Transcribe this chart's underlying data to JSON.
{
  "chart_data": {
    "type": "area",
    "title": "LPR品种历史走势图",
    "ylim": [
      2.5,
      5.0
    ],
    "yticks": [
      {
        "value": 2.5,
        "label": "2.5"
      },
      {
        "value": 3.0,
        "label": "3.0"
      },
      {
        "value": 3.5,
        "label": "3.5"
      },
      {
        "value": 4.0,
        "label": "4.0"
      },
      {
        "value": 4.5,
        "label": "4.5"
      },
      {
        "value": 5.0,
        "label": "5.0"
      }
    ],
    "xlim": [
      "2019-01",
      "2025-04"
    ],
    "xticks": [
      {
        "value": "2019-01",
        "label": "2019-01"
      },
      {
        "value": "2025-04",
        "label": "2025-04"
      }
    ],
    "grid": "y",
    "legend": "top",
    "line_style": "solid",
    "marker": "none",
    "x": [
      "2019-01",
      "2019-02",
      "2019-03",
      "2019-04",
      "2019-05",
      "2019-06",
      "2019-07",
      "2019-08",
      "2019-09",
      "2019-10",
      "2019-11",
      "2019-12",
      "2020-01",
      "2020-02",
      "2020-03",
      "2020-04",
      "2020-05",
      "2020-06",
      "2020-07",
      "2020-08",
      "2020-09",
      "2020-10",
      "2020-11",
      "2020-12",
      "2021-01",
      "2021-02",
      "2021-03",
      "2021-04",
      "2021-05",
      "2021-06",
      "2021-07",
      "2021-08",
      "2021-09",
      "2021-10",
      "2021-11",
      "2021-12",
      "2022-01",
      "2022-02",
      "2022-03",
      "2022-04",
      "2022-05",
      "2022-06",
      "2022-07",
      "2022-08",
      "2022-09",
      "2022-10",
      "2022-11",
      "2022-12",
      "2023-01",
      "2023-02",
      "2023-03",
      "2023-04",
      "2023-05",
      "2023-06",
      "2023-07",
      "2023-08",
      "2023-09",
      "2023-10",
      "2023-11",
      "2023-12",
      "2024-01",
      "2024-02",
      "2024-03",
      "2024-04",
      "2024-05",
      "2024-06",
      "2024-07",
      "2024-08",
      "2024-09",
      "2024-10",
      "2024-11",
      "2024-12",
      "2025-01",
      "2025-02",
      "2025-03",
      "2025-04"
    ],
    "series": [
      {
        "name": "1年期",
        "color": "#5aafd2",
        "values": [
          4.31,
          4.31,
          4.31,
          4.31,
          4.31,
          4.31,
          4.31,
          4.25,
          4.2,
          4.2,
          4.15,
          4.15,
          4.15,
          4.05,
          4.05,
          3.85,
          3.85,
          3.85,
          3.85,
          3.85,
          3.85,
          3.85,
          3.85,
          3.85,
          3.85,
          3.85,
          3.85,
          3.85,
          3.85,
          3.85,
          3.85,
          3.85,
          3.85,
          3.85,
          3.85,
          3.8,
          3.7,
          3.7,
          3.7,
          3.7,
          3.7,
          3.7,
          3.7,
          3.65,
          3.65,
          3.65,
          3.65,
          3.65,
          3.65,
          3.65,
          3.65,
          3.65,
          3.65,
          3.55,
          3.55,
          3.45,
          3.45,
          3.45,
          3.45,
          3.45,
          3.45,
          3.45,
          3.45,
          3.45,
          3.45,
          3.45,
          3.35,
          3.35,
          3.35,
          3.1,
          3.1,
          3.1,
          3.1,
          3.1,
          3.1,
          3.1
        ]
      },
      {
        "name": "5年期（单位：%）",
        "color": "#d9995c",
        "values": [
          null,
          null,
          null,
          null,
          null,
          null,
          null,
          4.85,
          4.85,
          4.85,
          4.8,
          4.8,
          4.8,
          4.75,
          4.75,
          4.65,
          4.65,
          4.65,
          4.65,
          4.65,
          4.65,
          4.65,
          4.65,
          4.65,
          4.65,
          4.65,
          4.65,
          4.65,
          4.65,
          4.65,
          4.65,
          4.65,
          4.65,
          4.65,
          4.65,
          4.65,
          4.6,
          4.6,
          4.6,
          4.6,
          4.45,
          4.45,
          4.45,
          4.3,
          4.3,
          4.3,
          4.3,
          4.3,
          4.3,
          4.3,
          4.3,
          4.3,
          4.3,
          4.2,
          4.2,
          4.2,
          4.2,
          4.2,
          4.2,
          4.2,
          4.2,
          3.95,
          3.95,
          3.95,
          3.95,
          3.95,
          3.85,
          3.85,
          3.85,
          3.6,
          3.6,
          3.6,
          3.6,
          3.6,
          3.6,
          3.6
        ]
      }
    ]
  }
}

_ _ _

Given request
Every line above should be written out again exactly as it stands.

Full answer
Transcribe this chart's underlying data to JSON.
{
  "chart_data": {
    "type": "area",
    "title": "LPR品种历史走势图",
    "ylim": [
      2.5,
      5.0
    ],
    "yticks": [
      {
        "value": 2.5,
        "label": "2.5"
      },
      {
        "value": 3.0,
        "label": "3.0"
      },
      {
        "value": 3.5,
        "label": "3.5"
      },
      {
        "value": 4.0,
        "label": "4.0"
      },
      {
        "value": 4.5,
        "label": "4.5"
      },
      {
        "value": 5.0,
        "label": "5.0"
      }
    ],
    "xlim": [
      "2019-01",
      "2025-04"
    ],
    "xticks": [
      {
        "value": "2019-01",
        "label": "2019-01"
      },
      {
        "value": "2025-04",
        "label": "2025-04"
      }
    ],
    "grid": "y",
    "legend": "top",
    "line_style": "solid",
    "marker": "none",
    "x": [
      "2019-01",
      "2019-02",
      "2019-03",
      "2019-04",
      "2019-05",
      "2019-06",
      "2019-07",
      "2019-08",
      "2019-09",
      "2019-10",
      "2019-11",
      "2019-12",
      "2020-01",
      "2020-02",
      "2020-03",
      "2020-04",
      "2020-05",
      "2020-06",
      "2020-07",
      "2020-08",
      "2020-09",
      "2020-10",
      "2020-11",
      "2020-12",
      "2021-01",
      "2021-02",
      "2021-03",
      "2021-04",
      "2021-05",
      "2021-06",
      "2021-07",
      "2021-08",
      "2021-09",
      "2021-10",
      "2021-11",
      "2021-12",
      "2022-01",
      "2022-02",
      "2022-03",
      "2022-04",
      "2022-05",
      "2022-06",
      "2022-07",
      "2022-08",
      "2022-09",
      "2022-10",
      "2022-11",
      "2022-12",
      "2023-01",
      "2023-02",
      "2023-03",
      "2023-04",
      "2023-05",
      "2023-06",
      "2023-07",
      "2023-08",
      "2023-09",
      "2023-10",
      "2023-11",
      "2023-12",
      "2024-01",
      "2024-02",
      "2024-03",
      "2024-04",
      "2024-05",
      "2024-06",
      "2024-07",
      "2024-08",
      "2024-09",
      "2024-10",
      "2024-11",
      "2024-12",
      "2025-01",
      "2025-02",
      "2025-03",
      "2025-04"
    ],
    "series": [
      {
        "name": "1年期",
        "color": "#5aafd2",
        "values": [
          4.31,
          4.31,
          4.31,
          4.31,
          4.31,
          4.31,
          4.31,
          4.25,
          4.2,
          4.2,
          4.15,
          4.15,
          4.15,
          4.05,
          4.05,
          3.85,
          3.85,
          3.85,
          3.85,
          3.85,
          3.85,
          3.85,
          3.85,
          3.85,
          3.85,
          3.85,
          3.85,
          3.85,
          3.85,
          3.85,
          3.85,
          3.85,
          3.85,
          3.85,
          3.85,
          3.8,
          3.7,
          3.7,
          3.7,
          3.7,
          3.7,
          3.7,
          3.7,
          3.65,
          3.65,
          3.65,
          3.65,
          3.65,
          3.65,
          3.65,
          3.65,
          3.65,
          3.65,
          3.55,
          3.55,
          3.45,
          3.45,
          3.45,
          3.45,
          3.45,
          3.45,
          3.45,
          3.45,
          3.45,
          3.45,
          3.45,
          3.35,
          3.35,
          3.35,
          3.1,
          3.1,
          3.1,
          3.1,
          3.1,
          3.1,
          3.1
        ]
      },
      {
        "name": "5年期（单位：%）",
        "color": "#d9995c",
        "values": [
          null,
          null,
          null,
          null,
          null,
          null,
          null,
          4.85,
          4.85,
          4.85,
          4.8,
          4.8,
          4.8,
          4.75,
          4.75,
          4.65,
          4.65,
          4.65,
          4.65,
          4.65,
          4.65,
          4.65,
          4.65,
          4.65,
          4.65,
          4.65,
          4.65,
          4.65,
          4.65,
          4.65,
          4.65,
          4.65,
          4.65,
          4.65,
          4.65,
          4.65,
          4.6,
          4.6,
          4.6,
          4.6,
          4.45,
          4.45,
          4.45,
          4.3,
          4.3,
          4.3,
          4.3,
          4.3,
          4.3,
          4.3,
          4.3,
          4.3,
          4.3,
          4.2,
          4.2,
          4.2,
          4.2,
          4.2,
          4.2,
          4.2,
          4.2,
          3.95,
          3.95,
          3.95,
          3.95,
          3.95,
          3.85,
          3.85,
          3.85,
          3.6,
          3.6,
          3.6,
          3.6,
          3.6,
          3.6,
          3.6
        ]
      }
    ]
  }
}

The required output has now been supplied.